Stored items
* Start *

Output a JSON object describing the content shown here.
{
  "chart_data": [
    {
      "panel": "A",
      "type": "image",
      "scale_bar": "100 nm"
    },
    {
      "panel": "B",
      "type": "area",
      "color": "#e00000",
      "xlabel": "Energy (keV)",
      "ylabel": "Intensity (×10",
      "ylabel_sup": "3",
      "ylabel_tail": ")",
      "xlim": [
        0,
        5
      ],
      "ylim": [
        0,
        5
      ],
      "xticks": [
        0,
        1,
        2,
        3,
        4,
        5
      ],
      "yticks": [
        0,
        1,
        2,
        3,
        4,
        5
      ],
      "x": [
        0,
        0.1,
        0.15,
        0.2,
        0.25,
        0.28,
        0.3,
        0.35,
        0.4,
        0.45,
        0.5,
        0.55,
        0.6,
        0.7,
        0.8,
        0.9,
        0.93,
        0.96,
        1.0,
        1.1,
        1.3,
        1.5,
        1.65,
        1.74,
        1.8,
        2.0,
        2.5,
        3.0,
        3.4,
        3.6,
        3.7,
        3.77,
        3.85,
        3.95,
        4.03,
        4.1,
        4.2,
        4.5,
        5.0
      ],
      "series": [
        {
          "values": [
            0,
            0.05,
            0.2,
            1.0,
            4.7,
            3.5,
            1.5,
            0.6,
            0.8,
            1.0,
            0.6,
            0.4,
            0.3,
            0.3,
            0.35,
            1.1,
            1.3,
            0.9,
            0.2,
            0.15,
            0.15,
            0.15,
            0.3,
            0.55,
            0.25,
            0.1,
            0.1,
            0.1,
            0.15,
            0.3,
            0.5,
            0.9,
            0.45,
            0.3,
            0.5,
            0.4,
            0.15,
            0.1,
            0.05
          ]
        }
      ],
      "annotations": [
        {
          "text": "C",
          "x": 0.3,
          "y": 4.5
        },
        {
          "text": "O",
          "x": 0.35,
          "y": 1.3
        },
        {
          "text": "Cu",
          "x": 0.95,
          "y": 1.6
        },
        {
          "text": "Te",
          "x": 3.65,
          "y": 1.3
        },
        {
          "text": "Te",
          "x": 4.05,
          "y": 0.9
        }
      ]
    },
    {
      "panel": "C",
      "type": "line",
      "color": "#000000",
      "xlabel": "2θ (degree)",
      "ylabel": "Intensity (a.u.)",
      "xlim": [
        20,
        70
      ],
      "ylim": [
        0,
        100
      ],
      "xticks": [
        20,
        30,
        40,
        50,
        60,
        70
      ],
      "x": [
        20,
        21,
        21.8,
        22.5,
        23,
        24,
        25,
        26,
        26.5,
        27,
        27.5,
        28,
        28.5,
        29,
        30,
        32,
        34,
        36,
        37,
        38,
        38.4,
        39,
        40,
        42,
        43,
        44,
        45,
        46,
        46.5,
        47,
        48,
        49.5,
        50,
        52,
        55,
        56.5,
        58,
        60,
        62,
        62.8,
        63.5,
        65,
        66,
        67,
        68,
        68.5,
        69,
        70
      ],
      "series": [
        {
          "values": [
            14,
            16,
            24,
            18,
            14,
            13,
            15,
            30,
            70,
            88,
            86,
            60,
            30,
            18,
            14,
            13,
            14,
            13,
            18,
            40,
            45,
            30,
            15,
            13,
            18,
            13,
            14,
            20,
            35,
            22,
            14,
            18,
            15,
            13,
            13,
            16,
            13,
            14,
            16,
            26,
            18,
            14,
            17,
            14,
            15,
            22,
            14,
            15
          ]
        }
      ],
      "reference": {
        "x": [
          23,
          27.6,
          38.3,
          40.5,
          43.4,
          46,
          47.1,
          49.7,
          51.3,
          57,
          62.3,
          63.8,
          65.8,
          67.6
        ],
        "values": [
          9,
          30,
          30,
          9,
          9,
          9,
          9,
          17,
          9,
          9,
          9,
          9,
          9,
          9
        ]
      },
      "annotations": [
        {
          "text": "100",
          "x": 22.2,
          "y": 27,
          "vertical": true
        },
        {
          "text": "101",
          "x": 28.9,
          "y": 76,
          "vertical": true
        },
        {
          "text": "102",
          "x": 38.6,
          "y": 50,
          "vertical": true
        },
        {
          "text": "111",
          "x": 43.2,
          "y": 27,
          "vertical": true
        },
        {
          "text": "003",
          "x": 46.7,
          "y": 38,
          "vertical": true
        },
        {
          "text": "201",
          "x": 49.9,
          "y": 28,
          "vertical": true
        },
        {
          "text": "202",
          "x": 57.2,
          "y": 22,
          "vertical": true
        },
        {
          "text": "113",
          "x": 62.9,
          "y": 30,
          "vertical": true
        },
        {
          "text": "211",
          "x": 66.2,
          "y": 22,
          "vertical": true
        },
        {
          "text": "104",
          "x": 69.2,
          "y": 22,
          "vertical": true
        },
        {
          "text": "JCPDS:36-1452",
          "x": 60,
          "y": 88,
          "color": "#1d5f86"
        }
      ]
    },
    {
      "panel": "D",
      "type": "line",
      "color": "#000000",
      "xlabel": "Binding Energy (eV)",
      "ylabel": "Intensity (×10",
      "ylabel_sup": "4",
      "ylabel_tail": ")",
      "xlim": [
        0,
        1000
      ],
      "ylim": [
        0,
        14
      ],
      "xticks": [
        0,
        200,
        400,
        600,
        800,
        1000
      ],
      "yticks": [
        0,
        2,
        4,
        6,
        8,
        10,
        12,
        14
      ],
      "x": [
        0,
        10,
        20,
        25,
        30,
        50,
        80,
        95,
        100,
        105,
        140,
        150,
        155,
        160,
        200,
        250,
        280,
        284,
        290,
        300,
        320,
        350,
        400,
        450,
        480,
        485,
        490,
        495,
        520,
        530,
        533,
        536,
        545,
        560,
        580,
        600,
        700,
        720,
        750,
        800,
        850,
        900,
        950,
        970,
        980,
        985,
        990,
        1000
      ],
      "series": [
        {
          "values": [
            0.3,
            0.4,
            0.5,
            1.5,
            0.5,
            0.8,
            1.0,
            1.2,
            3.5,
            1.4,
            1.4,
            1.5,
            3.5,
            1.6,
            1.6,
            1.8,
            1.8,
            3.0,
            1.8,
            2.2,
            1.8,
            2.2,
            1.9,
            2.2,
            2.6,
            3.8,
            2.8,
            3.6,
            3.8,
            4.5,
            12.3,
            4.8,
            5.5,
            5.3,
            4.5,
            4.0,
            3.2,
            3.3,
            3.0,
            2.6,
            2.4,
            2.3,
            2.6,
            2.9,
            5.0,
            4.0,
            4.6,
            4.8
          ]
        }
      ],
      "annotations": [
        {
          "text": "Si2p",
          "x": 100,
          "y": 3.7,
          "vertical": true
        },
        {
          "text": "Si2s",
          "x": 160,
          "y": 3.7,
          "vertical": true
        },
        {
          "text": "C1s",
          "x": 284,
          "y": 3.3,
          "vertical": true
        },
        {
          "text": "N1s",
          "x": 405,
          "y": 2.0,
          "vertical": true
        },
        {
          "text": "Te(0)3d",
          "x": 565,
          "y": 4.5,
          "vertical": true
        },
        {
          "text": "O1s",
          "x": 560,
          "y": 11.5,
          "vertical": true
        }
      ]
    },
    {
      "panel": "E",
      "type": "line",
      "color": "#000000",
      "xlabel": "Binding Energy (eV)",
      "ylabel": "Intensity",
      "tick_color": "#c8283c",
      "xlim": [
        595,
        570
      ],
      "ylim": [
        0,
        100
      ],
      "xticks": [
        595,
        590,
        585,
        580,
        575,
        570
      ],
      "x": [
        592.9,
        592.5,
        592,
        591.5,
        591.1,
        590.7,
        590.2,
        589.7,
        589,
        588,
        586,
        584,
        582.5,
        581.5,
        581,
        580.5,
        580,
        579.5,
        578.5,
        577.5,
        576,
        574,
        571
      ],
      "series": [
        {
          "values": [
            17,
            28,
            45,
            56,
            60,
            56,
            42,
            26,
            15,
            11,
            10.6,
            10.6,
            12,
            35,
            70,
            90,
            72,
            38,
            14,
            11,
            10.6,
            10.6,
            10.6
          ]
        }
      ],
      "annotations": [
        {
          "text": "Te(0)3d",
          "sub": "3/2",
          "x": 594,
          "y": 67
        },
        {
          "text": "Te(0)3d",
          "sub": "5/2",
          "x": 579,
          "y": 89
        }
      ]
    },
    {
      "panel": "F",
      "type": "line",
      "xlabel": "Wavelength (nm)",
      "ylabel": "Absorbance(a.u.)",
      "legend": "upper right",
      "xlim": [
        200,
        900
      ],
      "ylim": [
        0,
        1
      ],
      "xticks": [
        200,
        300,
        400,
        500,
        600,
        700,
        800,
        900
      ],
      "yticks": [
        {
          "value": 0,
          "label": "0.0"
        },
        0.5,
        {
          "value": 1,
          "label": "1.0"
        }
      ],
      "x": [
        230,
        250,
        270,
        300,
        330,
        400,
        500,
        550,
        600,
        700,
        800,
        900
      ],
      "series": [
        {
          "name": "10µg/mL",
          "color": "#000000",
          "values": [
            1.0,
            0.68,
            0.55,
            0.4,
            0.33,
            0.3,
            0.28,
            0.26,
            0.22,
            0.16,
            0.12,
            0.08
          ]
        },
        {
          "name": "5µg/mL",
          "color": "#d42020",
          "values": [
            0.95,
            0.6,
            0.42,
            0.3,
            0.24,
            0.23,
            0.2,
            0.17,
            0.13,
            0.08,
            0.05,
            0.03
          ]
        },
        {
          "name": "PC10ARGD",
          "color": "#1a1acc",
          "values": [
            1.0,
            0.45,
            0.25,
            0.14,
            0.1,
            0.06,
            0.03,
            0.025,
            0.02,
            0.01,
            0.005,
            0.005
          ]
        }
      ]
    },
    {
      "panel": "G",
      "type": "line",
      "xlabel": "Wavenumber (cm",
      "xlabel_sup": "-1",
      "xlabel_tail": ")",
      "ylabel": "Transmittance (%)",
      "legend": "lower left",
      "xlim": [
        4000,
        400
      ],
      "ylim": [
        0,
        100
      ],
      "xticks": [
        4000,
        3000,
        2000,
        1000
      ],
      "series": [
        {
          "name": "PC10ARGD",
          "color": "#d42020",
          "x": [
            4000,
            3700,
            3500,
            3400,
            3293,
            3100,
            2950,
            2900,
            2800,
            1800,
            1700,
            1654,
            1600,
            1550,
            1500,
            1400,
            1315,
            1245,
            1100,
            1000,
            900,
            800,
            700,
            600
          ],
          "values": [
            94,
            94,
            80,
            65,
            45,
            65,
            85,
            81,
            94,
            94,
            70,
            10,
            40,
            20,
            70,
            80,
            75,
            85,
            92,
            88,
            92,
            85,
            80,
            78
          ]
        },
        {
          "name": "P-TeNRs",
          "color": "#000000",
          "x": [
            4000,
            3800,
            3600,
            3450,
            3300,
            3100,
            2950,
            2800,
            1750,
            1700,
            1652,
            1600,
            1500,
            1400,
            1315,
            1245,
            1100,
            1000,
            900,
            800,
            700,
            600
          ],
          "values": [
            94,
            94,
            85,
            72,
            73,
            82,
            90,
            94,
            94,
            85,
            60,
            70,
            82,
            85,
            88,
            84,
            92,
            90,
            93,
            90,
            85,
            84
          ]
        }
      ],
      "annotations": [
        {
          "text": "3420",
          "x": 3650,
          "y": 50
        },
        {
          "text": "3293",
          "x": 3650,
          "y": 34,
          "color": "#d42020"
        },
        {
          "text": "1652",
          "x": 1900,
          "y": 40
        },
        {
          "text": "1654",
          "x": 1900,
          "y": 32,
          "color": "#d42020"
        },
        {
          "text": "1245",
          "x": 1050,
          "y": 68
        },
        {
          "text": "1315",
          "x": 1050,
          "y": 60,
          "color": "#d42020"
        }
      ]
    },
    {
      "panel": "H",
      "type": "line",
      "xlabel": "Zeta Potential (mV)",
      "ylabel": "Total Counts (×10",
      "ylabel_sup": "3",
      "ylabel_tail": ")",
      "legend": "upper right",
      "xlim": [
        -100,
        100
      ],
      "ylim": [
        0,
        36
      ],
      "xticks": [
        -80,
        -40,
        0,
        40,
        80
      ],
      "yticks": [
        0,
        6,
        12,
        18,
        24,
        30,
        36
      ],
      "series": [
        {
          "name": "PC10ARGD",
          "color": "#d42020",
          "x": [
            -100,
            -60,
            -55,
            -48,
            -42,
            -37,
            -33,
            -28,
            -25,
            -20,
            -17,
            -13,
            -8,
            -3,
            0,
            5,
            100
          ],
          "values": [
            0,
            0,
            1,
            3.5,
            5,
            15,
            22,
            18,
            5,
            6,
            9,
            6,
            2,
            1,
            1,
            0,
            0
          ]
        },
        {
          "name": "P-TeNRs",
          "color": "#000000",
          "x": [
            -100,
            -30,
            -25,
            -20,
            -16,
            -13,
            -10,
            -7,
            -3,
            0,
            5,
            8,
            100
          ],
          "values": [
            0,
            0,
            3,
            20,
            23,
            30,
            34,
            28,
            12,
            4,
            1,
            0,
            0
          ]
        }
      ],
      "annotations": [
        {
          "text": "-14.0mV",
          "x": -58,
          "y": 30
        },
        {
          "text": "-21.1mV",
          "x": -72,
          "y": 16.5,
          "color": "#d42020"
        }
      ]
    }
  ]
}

* End *

» **Given request**
Copy every line of the data that holds the string "Intensity".

» **In response**
      "ylabel": "Intensity (×10",
      "ylabel": "Intensity (a.u.)",
      "ylabel": "Intensity (×10",
      "ylabel": "Intensity",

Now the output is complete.